(Dataset records)
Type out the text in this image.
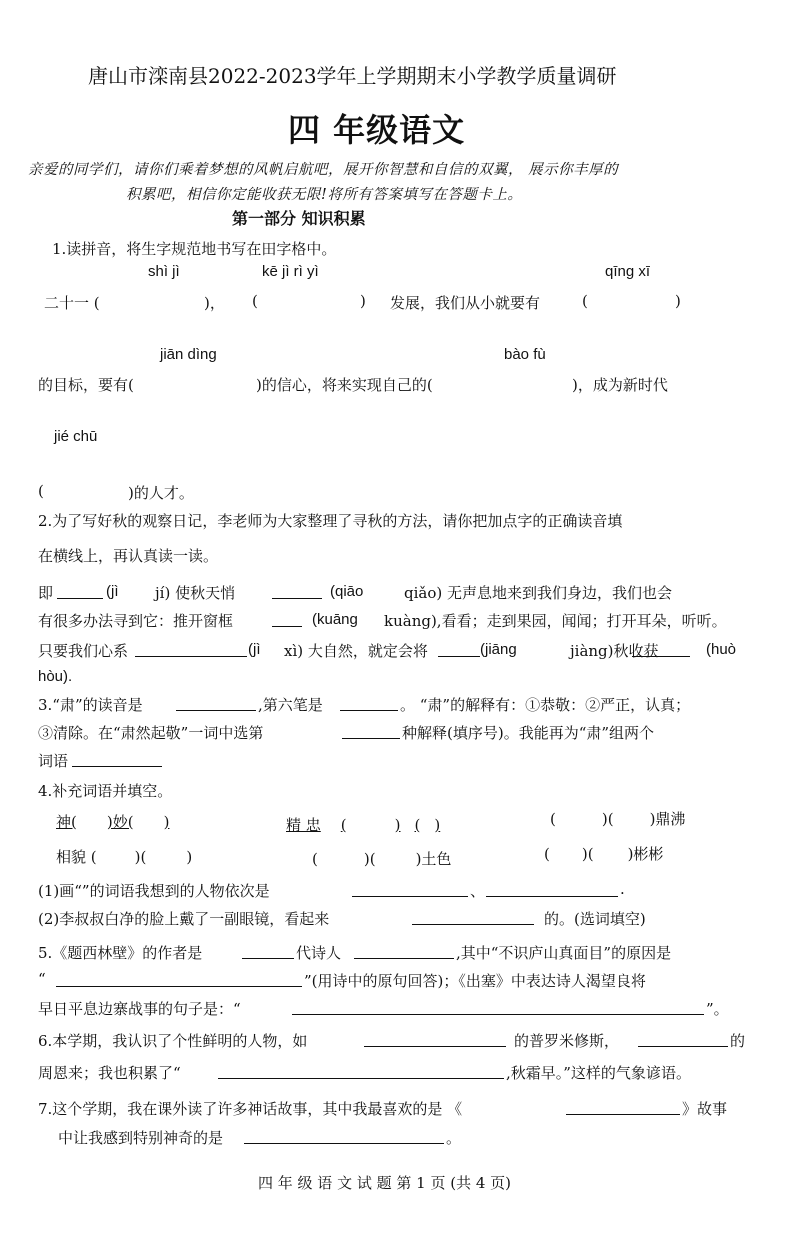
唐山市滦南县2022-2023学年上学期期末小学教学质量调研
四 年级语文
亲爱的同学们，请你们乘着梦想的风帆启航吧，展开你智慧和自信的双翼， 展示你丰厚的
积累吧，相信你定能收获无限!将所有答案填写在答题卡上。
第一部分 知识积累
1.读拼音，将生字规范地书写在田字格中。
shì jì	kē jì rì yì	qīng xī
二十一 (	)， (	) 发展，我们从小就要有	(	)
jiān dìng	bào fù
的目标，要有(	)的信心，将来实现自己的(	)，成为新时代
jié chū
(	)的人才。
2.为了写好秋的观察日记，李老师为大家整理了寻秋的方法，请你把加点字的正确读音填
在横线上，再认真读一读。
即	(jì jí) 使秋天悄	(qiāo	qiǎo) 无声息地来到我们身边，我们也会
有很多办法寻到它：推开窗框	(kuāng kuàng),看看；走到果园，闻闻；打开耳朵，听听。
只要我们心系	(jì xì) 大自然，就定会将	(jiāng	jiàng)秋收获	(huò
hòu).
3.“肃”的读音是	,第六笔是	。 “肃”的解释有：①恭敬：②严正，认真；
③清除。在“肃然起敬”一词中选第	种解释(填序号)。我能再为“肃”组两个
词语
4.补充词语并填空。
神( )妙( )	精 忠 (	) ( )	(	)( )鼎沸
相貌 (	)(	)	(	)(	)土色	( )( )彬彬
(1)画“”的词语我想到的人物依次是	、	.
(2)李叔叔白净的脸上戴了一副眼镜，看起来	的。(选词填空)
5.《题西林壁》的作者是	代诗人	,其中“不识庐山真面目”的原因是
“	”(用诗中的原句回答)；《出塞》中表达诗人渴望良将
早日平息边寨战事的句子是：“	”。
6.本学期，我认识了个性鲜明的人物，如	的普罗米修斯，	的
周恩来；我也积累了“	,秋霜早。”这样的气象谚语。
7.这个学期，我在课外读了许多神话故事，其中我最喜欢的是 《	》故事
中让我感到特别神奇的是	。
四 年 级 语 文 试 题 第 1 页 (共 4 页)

- _What is being asked_: Transcribe the listing in full. Omit the pictures and keep every line exact.

- _Full solution_:
Type out the text in this image.
唐山市滦南县2022-2023学年上学期期末小学教学质量调研
四 年级语文
亲爱的同学们，请你们乘着梦想的风帆启航吧，展开你智慧和自信的双翼， 展示你丰厚的
积累吧，相信你定能收获无限!将所有答案填写在答题卡上。
第一部分 知识积累
1.读拼音，将生字规范地书写在田字格中。
shì jì	kē jì rì yì	qīng xī
二十一 (	)， (	) 发展，我们从小就要有	(	)
jiān dìng	bào fù
的目标，要有(	)的信心，将来实现自己的(	)，成为新时代
jié chū
(	)的人才。
2.为了写好秋的观察日记，李老师为大家整理了寻秋的方法，请你把加点字的正确读音填
在横线上，再认真读一读。
即	(jì jí) 使秋天悄	(qiāo	qiǎo) 无声息地来到我们身边，我们也会
有很多办法寻到它：推开窗框	(kuāng kuàng),看看；走到果园，闻闻；打开耳朵，听听。
只要我们心系	(jì xì) 大自然，就定会将	(jiāng	jiàng)秋收获	(huò
hòu).
3.“肃”的读音是	,第六笔是	。 “肃”的解释有：①恭敬：②严正，认真；
③清除。在“肃然起敬”一词中选第	种解释(填序号)。我能再为“肃”组两个
词语
4.补充词语并填空。
神( )妙( )	精 忠 (	) ( )	(	)( )鼎沸
相貌 (	)(	)	(	)(	)土色	( )( )彬彬
(1)画“”的词语我想到的人物依次是	、	.
(2)李叔叔白净的脸上戴了一副眼镜，看起来	的。(选词填空)
5.《题西林壁》的作者是	代诗人	,其中“不识庐山真面目”的原因是
“	”(用诗中的原句回答)；《出塞》中表达诗人渴望良将
早日平息边寨战事的句子是：“	”。
6.本学期，我认识了个性鲜明的人物，如	的普罗米修斯，	的
周恩来；我也积累了“	,秋霜早。”这样的气象谚语。
7.这个学期，我在课外读了许多神话故事，其中我最喜欢的是 《	》故事
中让我感到特别神奇的是	。
四 年 级 语 文 试 题 第 1 页 (共 4 页)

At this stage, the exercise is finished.